**The task:**
Can you transcribe every line exactly and leave the pictures behind?

**Material shown:**

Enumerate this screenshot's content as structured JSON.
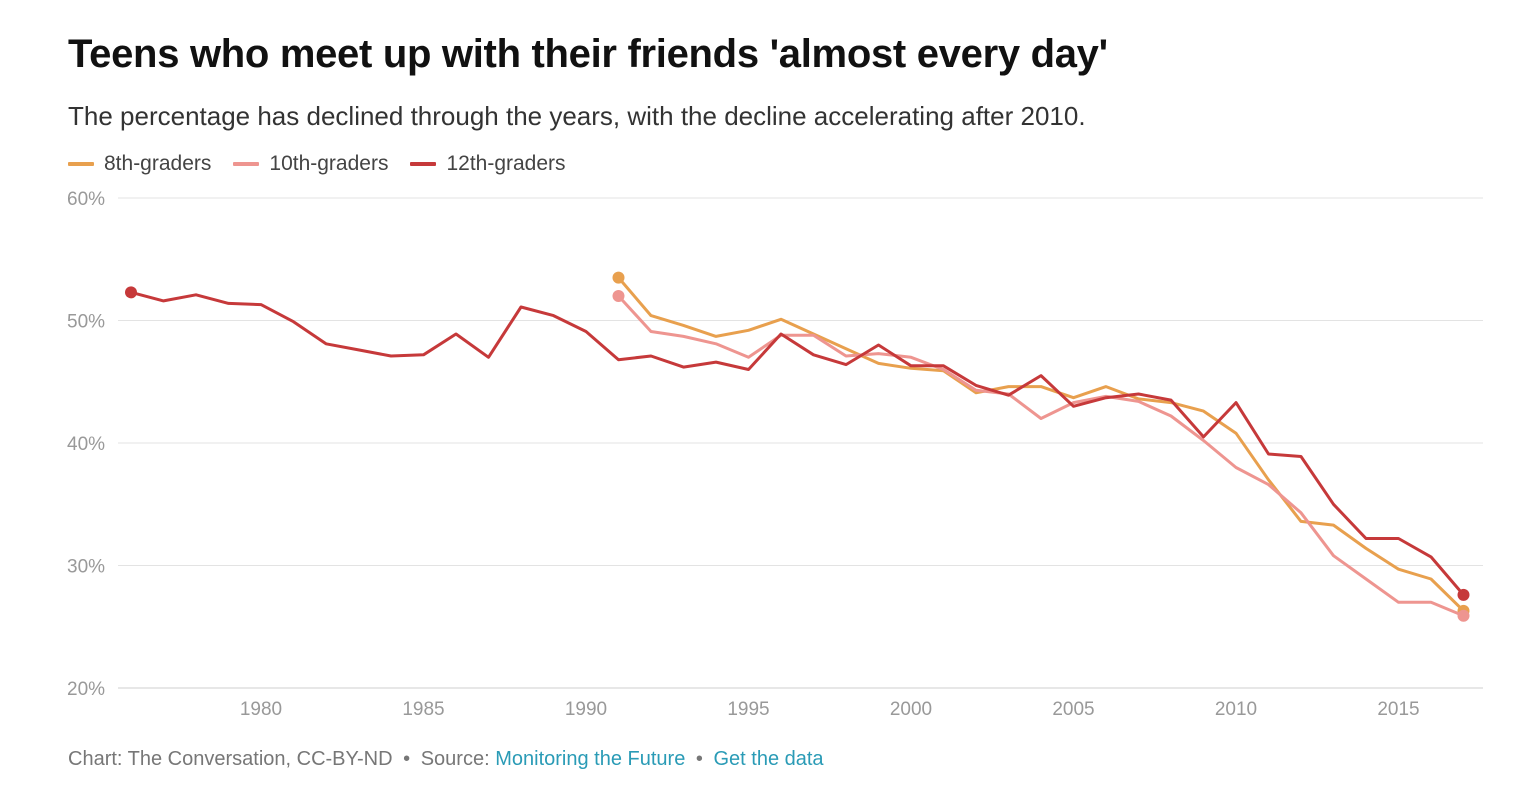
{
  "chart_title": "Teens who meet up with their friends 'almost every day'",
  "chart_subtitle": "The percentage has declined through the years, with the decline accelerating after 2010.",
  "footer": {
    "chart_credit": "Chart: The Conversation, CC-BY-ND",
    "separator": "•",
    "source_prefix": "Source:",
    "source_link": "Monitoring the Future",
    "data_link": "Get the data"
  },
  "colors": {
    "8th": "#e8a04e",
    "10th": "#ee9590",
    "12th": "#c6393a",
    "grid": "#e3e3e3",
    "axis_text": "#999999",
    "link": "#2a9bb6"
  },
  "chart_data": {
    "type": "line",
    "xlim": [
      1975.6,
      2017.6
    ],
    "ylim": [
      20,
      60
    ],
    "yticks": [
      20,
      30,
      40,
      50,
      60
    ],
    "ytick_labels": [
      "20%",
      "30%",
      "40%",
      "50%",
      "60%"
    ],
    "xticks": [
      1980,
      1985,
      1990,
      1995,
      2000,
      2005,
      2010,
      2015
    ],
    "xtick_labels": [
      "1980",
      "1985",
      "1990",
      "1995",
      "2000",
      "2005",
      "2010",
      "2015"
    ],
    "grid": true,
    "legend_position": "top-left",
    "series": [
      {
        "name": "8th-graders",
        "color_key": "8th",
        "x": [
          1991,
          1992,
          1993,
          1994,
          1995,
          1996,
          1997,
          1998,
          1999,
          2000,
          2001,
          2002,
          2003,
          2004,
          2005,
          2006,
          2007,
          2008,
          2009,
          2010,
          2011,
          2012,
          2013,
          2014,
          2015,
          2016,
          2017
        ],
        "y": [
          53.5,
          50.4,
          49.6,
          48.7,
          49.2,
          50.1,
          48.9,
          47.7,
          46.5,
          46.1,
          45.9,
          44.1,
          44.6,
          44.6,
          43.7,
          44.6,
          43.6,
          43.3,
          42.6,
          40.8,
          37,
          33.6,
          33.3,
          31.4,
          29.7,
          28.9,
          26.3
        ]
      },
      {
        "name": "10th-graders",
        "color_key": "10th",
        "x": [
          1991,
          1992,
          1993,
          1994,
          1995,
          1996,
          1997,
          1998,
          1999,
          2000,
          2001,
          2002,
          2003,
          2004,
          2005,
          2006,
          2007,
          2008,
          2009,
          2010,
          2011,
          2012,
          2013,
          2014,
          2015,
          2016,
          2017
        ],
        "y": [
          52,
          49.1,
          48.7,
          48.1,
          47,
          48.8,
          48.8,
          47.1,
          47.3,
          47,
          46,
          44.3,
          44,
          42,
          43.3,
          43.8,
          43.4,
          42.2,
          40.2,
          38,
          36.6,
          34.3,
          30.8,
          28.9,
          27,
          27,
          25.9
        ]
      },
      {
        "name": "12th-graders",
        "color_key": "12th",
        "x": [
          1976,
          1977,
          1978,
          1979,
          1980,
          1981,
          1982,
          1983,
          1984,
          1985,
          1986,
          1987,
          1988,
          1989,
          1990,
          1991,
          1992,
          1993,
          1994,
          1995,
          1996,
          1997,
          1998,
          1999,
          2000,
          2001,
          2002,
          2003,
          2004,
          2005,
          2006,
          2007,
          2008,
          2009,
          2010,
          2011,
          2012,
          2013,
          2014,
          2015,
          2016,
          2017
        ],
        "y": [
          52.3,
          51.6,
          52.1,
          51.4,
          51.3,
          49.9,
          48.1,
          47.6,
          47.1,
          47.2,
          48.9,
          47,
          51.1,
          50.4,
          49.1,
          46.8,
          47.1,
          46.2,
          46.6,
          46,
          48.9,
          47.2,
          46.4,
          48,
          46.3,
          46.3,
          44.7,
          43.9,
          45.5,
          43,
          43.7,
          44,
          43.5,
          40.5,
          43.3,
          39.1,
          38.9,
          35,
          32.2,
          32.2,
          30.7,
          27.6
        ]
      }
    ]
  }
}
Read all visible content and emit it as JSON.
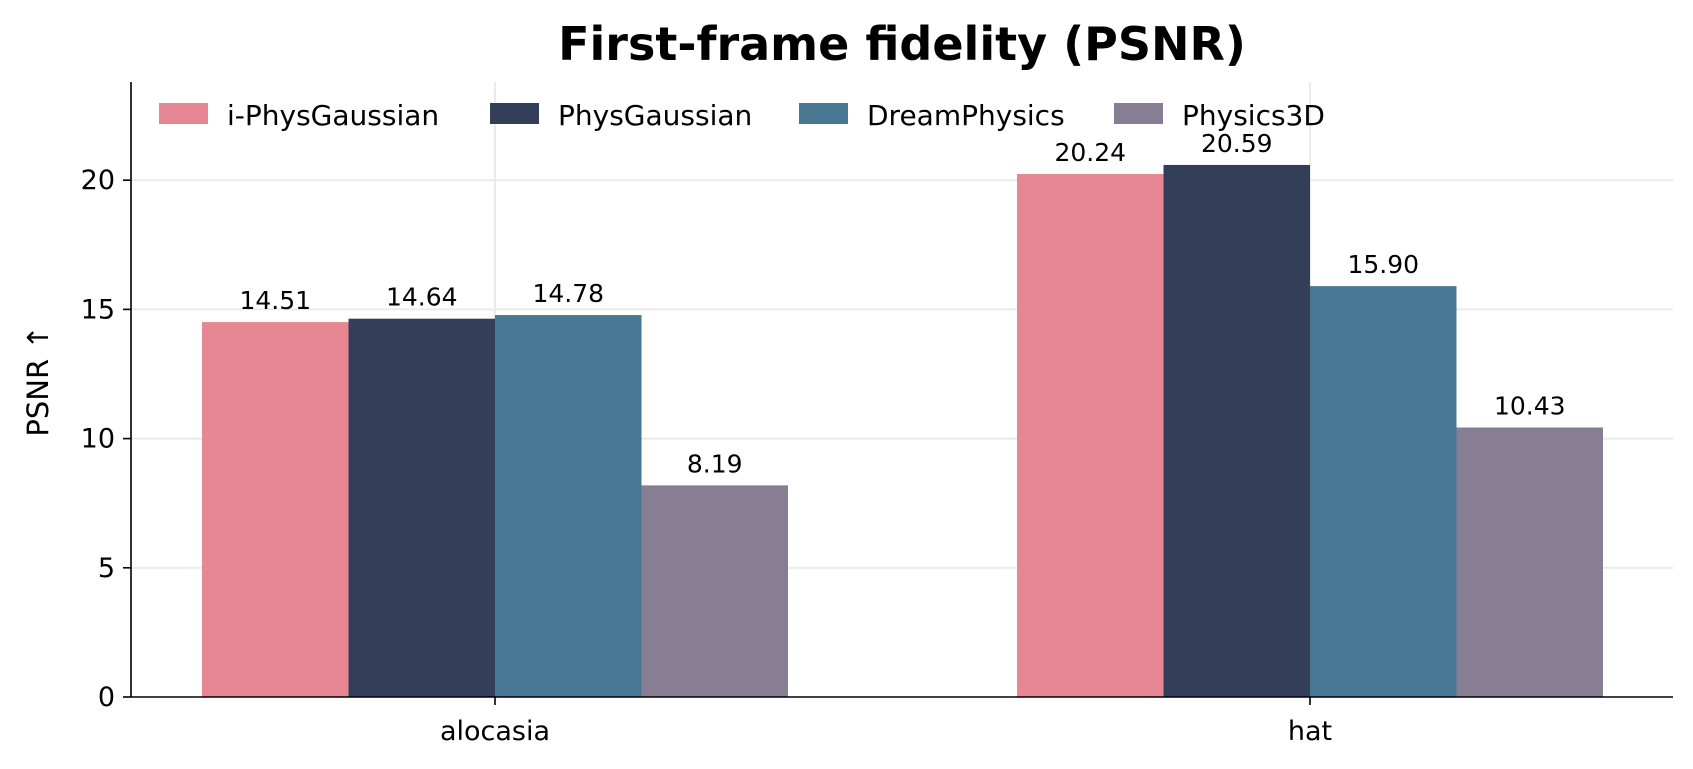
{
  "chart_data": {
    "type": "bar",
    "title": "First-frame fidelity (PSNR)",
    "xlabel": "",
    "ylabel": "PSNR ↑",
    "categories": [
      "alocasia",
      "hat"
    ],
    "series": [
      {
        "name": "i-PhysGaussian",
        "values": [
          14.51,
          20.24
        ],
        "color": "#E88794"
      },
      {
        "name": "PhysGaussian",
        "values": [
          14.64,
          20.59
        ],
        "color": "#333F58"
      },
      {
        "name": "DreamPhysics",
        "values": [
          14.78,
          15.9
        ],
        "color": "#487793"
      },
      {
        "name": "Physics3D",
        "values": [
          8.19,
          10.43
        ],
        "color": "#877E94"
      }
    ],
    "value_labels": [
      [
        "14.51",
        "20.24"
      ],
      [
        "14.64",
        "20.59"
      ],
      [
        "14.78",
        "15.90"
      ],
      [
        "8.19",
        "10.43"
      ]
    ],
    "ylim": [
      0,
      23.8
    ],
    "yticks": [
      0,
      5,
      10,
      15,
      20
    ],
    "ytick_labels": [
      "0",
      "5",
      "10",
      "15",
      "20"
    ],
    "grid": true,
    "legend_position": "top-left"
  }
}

**Task output:**
Enumerate this screenshot's content as structured JSON.
{
  "chart_title": "Teens who meet up with their friends 'almost every day'",
  "chart_subtitle": "The percentage has declined through the years, with the decline accelerating after 2010.",
  "footer": {
    "chart_credit": "Chart: The Conversation, CC-BY-ND",
    "separator": "•",
    "source_prefix": "Source:",
    "source_link": "Monitoring the Future",
    "data_link": "Get the data"
  },
  "colors": {
    "8th": "#e8a04e",
    "10th": "#ee9590",
    "12th": "#c6393a",
    "grid": "#e3e3e3",
    "axis_text": "#999999",
    "link": "#2a9bb6"
  },
  "chart_data": {
    "type": "line",
    "xlim": [
      1975.6,
      2017.6
    ],
    "ylim": [
      20,
      60
    ],
    "yticks": [
      20,
      30,
      40,
      50,
      60
    ],
    "ytick_labels": [
      "20%",
      "30%",
      "40%",
      "50%",
      "60%"
    ],
    "xticks": [
      1980,
      1985,
      1990,
      1995,
      2000,
      2005,
      2010,
      2015
    ],
    "xtick_labels": [
      "1980",
      "1985",
      "1990",
      "1995",
      "2000",
      "2005",
      "2010",
      "2015"
    ],
    "grid": true,
    "legend_position": "top-left",
    "series": [
      {
        "name": "8th-graders",
        "color_key": "8th",
        "x": [
          1991,
          1992,
          1993,
          1994,
          1995,
          1996,
          1997,
          1998,
          1999,
          2000,
          2001,
          2002,
          2003,
          2004,
          2005,
          2006,
          2007,
          2008,
          2009,
          2010,
          2011,
          2012,
          2013,
          2014,
          2015,
          2016,
          2017
        ],
        "y": [
          53.5,
          50.4,
          49.6,
          48.7,
          49.2,
          50.1,
          48.9,
          47.7,
          46.5,
          46.1,
          45.9,
          44.1,
          44.6,
          44.6,
          43.7,
          44.6,
          43.6,
          43.3,
          42.6,
          40.8,
          37,
          33.6,
          33.3,
          31.4,
          29.7,
          28.9,
          26.3
        ]
      },
      {
        "name": "10th-graders",
        "color_key": "10th",
        "x": [
          1991,
          1992,
          1993,
          1994,
          1995,
          1996,
          1997,
          1998,
          1999,
          2000,
          2001,
          2002,
          2003,
          2004,
          2005,
          2006,
          2007,
          2008,
          2009,
          2010,
          2011,
          2012,
          2013,
          2014,
          2015,
          2016,
          2017
        ],
        "y": [
          52,
          49.1,
          48.7,
          48.1,
          47,
          48.8,
          48.8,
          47.1,
          47.3,
          47,
          46,
          44.3,
          44,
          42,
          43.3,
          43.8,
          43.4,
          42.2,
          40.2,
          38,
          36.6,
          34.3,
          30.8,
          28.9,
          27,
          27,
          25.9
        ]
      },
      {
        "name": "12th-graders",
        "color_key": "12th",
        "x": [
          1976,
          1977,
          1978,
          1979,
          1980,
          1981,
          1982,
          1983,
          1984,
          1985,
          1986,
          1987,
          1988,
          1989,
          1990,
          1991,
          1992,
          1993,
          1994,
          1995,
          1996,
          1997,
          1998,
          1999,
          2000,
          2001,
          2002,
          2003,
          2004,
          2005,
          2006,
          2007,
          2008,
          2009,
          2010,
          2011,
          2012,
          2013,
          2014,
          2015,
          2016,
          2017
        ],
        "y": [
          52.3,
          51.6,
          52.1,
          51.4,
          51.3,
          49.9,
          48.1,
          47.6,
          47.1,
          47.2,
          48.9,
          47,
          51.1,
          50.4,
          49.1,
          46.8,
          47.1,
          46.2,
          46.6,
          46,
          48.9,
          47.2,
          46.4,
          48,
          46.3,
          46.3,
          44.7,
          43.9,
          45.5,
          43,
          43.7,
          44,
          43.5,
          40.5,
          43.3,
          39.1,
          38.9,
          35,
          32.2,
          32.2,
          30.7,
          27.6
        ]
      }
    ]
  }
}
Read all visible content and emit it as JSON.
{
  "chart_data": {
    "type": "bar",
    "title": "First-frame fidelity (PSNR)",
    "xlabel": "",
    "ylabel": "PSNR ↑",
    "categories": [
      "alocasia",
      "hat"
    ],
    "series": [
      {
        "name": "i-PhysGaussian",
        "values": [
          14.51,
          20.24
        ],
        "color": "#E88794"
      },
      {
        "name": "PhysGaussian",
        "values": [
          14.64,
          20.59
        ],
        "color": "#333F58"
      },
      {
        "name": "DreamPhysics",
        "values": [
          14.78,
          15.9
        ],
        "color": "#487793"
      },
      {
        "name": "Physics3D",
        "values": [
          8.19,
          10.43
        ],
        "color": "#877E94"
      }
    ],
    "value_labels": [
      [
        "14.51",
        "20.24"
      ],
      [
        "14.64",
        "20.59"
      ],
      [
        "14.78",
        "15.90"
      ],
      [
        "8.19",
        "10.43"
      ]
    ],
    "ylim": [
      0,
      23.8
    ],
    "yticks": [
      0,
      5,
      10,
      15,
      20
    ],
    "ytick_labels": [
      "0",
      "5",
      "10",
      "15",
      "20"
    ],
    "grid": true,
    "legend_position": "top-left"
  }
}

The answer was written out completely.